:: Rows ::

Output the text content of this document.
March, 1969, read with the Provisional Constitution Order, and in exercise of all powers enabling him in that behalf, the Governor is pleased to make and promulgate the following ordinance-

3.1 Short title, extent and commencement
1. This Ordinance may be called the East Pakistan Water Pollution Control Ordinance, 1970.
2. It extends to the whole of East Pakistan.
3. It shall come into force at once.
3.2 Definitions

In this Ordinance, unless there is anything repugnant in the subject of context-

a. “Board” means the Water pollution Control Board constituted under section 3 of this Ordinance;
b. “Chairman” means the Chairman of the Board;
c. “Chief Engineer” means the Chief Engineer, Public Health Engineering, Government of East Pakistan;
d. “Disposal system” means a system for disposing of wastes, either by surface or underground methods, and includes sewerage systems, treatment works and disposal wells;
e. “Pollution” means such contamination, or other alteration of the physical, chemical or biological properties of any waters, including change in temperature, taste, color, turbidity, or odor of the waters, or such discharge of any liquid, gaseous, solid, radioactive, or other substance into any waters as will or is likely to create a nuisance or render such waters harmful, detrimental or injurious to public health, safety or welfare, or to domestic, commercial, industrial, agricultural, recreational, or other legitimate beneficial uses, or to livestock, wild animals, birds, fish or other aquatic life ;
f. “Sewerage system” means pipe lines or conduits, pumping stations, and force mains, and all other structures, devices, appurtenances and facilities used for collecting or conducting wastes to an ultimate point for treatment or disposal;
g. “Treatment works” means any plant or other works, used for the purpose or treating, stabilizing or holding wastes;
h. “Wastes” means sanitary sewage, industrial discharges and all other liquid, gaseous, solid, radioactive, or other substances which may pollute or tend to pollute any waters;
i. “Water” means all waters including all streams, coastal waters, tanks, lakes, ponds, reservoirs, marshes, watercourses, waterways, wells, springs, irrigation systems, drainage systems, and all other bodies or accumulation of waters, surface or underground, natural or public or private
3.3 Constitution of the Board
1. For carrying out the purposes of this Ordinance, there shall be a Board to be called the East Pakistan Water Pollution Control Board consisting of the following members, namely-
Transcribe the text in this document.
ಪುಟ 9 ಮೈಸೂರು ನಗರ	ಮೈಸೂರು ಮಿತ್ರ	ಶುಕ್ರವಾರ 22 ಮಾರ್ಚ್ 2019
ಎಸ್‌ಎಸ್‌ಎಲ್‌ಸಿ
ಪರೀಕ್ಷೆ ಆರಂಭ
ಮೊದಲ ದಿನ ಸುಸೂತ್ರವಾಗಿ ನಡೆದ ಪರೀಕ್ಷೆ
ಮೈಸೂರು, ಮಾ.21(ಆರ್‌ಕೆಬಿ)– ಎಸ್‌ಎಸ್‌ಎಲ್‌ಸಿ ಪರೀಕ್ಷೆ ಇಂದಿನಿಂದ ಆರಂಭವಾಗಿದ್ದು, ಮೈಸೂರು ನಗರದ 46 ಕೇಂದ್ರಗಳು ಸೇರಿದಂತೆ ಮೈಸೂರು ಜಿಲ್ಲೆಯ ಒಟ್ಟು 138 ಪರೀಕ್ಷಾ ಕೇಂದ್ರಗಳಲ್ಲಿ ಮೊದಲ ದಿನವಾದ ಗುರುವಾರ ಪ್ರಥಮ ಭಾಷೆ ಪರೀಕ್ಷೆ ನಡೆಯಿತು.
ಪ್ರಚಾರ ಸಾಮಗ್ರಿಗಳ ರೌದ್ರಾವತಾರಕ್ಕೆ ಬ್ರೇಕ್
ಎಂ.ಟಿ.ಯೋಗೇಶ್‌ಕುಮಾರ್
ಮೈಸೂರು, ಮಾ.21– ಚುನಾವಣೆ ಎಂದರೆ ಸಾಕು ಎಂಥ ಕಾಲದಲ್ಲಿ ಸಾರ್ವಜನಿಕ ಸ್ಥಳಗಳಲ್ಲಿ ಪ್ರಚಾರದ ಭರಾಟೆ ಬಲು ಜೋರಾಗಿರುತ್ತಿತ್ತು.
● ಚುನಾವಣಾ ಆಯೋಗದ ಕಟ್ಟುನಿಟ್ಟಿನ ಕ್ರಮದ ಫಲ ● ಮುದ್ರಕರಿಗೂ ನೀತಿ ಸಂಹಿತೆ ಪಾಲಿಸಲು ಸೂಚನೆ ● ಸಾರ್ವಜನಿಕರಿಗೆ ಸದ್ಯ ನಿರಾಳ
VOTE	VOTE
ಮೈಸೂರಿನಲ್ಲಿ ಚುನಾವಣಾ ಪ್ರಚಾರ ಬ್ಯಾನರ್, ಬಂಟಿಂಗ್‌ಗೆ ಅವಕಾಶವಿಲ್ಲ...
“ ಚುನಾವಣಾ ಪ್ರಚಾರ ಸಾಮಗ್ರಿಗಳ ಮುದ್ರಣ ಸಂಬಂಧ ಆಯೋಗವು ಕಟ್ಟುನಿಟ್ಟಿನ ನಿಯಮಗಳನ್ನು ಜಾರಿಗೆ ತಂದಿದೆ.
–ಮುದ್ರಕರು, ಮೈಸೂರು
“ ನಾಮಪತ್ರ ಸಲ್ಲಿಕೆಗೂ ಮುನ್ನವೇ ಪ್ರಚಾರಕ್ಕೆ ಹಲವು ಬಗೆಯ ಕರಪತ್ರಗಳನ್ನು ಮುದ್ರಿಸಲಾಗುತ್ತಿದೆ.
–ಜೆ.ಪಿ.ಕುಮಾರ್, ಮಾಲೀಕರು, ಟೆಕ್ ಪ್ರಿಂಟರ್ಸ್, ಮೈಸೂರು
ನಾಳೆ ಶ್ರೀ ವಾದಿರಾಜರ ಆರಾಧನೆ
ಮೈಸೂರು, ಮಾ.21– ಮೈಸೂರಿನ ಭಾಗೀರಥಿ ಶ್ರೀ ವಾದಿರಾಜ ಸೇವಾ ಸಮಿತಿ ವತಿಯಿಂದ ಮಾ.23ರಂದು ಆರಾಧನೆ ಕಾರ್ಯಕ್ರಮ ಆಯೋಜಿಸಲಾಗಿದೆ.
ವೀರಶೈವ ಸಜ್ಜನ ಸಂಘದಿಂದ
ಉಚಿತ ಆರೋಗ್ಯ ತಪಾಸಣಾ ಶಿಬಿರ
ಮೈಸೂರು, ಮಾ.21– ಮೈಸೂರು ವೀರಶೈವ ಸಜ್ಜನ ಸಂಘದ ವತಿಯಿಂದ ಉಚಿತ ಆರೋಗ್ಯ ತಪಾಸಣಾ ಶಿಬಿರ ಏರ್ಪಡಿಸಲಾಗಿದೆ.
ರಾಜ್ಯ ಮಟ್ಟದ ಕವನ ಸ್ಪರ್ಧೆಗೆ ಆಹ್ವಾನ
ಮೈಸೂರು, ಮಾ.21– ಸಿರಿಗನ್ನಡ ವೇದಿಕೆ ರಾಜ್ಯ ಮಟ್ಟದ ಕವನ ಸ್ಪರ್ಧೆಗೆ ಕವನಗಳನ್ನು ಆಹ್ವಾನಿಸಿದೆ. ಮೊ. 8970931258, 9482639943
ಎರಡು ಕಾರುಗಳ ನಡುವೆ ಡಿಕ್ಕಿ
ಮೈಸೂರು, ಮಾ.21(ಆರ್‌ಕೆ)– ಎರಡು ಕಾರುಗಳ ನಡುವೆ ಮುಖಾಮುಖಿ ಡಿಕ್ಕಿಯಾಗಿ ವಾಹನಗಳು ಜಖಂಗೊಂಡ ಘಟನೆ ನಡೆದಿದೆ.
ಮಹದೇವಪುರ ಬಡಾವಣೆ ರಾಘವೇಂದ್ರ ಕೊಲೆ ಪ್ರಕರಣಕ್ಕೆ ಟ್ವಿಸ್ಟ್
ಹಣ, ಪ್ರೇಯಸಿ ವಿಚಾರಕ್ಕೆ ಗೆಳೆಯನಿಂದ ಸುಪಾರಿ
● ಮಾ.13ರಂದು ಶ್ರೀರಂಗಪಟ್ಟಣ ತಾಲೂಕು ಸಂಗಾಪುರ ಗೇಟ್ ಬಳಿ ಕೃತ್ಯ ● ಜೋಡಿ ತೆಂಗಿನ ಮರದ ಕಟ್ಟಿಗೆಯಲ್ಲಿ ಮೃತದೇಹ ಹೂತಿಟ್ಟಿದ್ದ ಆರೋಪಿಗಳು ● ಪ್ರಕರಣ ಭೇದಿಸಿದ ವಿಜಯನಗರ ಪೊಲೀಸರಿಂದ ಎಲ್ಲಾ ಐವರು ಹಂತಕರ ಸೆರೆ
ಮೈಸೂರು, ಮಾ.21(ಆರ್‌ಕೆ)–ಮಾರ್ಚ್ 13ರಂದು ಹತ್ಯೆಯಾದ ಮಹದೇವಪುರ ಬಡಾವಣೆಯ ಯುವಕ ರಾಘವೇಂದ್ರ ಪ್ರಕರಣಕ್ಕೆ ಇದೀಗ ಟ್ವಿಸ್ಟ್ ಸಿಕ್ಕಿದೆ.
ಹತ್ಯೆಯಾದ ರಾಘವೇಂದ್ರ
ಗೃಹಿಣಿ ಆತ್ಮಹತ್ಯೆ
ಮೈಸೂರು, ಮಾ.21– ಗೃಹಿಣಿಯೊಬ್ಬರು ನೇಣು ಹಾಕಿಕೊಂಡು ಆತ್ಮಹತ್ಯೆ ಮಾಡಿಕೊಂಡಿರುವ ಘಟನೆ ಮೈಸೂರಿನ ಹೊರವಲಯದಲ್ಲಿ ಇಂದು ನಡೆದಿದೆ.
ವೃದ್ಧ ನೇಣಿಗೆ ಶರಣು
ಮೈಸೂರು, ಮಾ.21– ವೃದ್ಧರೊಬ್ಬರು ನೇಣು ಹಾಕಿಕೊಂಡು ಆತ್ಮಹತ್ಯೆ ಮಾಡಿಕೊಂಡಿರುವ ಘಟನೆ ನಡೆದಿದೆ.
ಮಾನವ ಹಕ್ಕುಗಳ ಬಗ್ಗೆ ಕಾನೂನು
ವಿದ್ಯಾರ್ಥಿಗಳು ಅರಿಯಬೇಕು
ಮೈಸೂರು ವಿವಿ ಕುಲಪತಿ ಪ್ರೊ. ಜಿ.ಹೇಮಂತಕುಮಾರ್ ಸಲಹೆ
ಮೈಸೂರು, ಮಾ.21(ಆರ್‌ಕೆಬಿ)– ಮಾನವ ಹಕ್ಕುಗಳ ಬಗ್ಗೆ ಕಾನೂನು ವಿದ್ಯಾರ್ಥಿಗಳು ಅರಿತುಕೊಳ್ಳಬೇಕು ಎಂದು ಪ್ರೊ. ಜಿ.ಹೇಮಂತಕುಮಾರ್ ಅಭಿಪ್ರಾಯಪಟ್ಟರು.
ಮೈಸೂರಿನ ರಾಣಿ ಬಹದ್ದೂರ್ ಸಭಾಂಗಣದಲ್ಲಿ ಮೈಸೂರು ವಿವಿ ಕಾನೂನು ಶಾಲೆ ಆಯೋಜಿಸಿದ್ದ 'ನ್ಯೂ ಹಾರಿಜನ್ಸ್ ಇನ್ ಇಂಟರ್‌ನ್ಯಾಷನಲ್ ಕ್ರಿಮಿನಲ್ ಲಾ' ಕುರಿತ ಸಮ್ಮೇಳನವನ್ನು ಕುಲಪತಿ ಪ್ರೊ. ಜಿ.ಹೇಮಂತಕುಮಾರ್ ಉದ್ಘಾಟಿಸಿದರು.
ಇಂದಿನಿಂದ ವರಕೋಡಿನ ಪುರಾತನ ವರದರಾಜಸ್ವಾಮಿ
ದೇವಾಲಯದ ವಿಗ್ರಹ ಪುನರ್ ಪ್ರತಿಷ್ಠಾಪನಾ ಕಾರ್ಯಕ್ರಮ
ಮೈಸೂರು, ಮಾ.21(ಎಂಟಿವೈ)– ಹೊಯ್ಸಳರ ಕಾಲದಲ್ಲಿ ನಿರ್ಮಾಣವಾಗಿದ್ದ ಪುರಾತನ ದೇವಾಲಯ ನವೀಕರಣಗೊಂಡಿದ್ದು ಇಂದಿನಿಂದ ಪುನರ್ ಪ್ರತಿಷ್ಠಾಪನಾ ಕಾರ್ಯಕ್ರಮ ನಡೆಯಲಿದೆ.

:::

- _Required task_
Identify every line holding the word "shall" and copy it out.

- _Answer to this task_
3. It shall come into force at once.
1. For carrying out the purposes of this Ordinance, there shall be a Board to be called the East Pakistan Water Pollution Control Board consisting of the following members, namely-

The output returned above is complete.